Tally the lines that contain the string "медицинских" and give the number by itself.

--- GIVEN DATA ---
[start]

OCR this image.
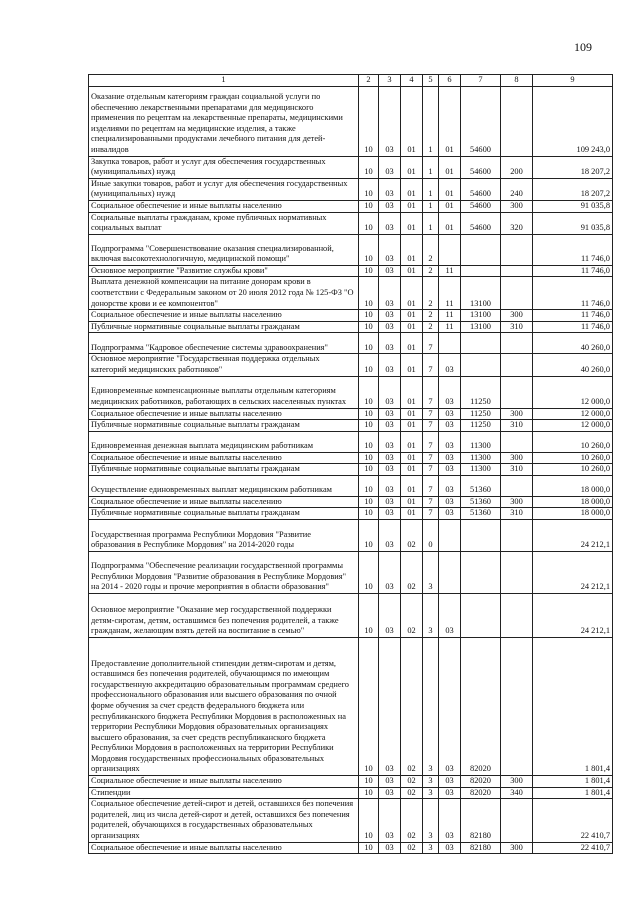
109
1	2	3	4	5	6	7	8	9
Оказание отдельным категориям граждан социальной услуги по обеспечению лекарственными препаратами для медицинского применения по рецептам на лекарственные препараты, медицинскими изделиями по рецептам на медицинские изделия, а также специализированными продуктами лечебного питания для детей-инвалидов	10	03	01	1	01	54600		109 243,0
Закупка товаров, работ и услуг для обеспечения государственных (муниципальных) нужд	10	03	01	1	01	54600	200	18 207,2
Иные закупки товаров, работ и услуг для обеспечения государственных (муниципальных) нужд	10	03	01	1	01	54600	240	18 207,2
Социальное обеспечение и иные выплаты населению	10	03	01	1	01	54600	300	91 035,8
Социальные выплаты гражданам, кроме публичных нормативных социальных выплат	10	03	01	1	01	54600	320	91 035,8
Подпрограмма "Совершенствование оказания специализированной, включая высокотехнологичную, медицинской помощи"	10	03	01	2				11 746,0
Основное мероприятие "Развитие службы крови"	10	03	01	2	11			11 746,0
Выплата денежной компенсации на питание донорам крови в соответствии с Федеральным законом от 20 июля 2012 года № 125-ФЗ "О донорстве крови и ее компонентов"	10	03	01	2	11	13100		11 746,0
Социальное обеспечение и иные выплаты населению	10	03	01	2	11	13100	300	11 746,0
Публичные нормативные социальные выплаты гражданам	10	03	01	2	11	13100	310	11 746,0
Подпрограмма "Кадровое обеспечение системы здравоохранения"	10	03	01	7				40 260,0
Основное мероприятие "Государственная поддержка отдельных категорий медицинских работников"	10	03	01	7	03			40 260,0
Единовременные компенсационные выплаты отдельным категориям медицинских работников, работающих в сельских населенных пунктах	10	03	01	7	03	11250		12 000,0
Социальное обеспечение и иные выплаты населению	10	03	01	7	03	11250	300	12 000,0
Публичные нормативные социальные выплаты гражданам	10	03	01	7	03	11250	310	12 000,0
Единовременная денежная выплата медицинским работникам	10	03	01	7	03	11300		10 260,0
Социальное обеспечение и иные выплаты населению	10	03	01	7	03	11300	300	10 260,0
Публичные нормативные социальные выплаты гражданам	10	03	01	7	03	11300	310	10 260,0
Осуществление единовременных выплат медицинским работникам	10	03	01	7	03	51360		18 000,0
Социальное обеспечение и иные выплаты населению	10	03	01	7	03	51360	300	18 000,0
Публичные нормативные социальные выплаты гражданам	10	03	01	7	03	51360	310	18 000,0
Государственная программа Республики Мордовия "Развитие образования в Республике Мордовия" на 2014-2020 годы	10	03	02	0				24 212,1
Подпрограмма "Обеспечение реализации государственной программы Республики Мордовия "Развитие образования в Республике Мордовия" на 2014 - 2020 годы и прочие мероприятия в области образования"	10	03	02	3				24 212,1
Основное мероприятие "Оказание мер государственной поддержки детям-сиротам, детям, оставшимся без попечения родителей, а также гражданам, желающим взять детей на воспитание в семью"	10	03	02	3	03			24 212,1
Предоставление дополнительной стипендии детям-сиротам и детям, оставшимся без попечения родителей, обучающимся по имеющим государственную аккредитацию образовательным программам среднего профессионального образования или высшего образования по очной форме обучения за счет средств федерального бюджета или республиканского бюджета Республики Мордовия в расположенных на территории Республики Мордовия образовательных организациях высшего образования, за счет средств республиканского бюджета Республики Мордовия в расположенных на территории Республики Мордовия государственных профессиональных образовательных организациях	10	03	02	3	03	82020		1 801,4
Социальное обеспечение и иные выплаты населению	10	03	02	3	03	82020	300	1 801,4
Стипендии	10	03	02	3	03	82020	340	1 801,4
Социальное обеспечение детей-сирот и детей, оставшихся без попечения родителей, лиц из числа детей-сирот и детей, оставшихся без попечения родителей, обучающихся в государственных образовательных организациях	10	03	02	3	03	82180		22 410,7
Социальное обеспечение и иные выплаты населению	10	03	02	3	03	82180	300	22 410,7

[end]

--- SOLUTION FOR THIS PROBLEM ---
2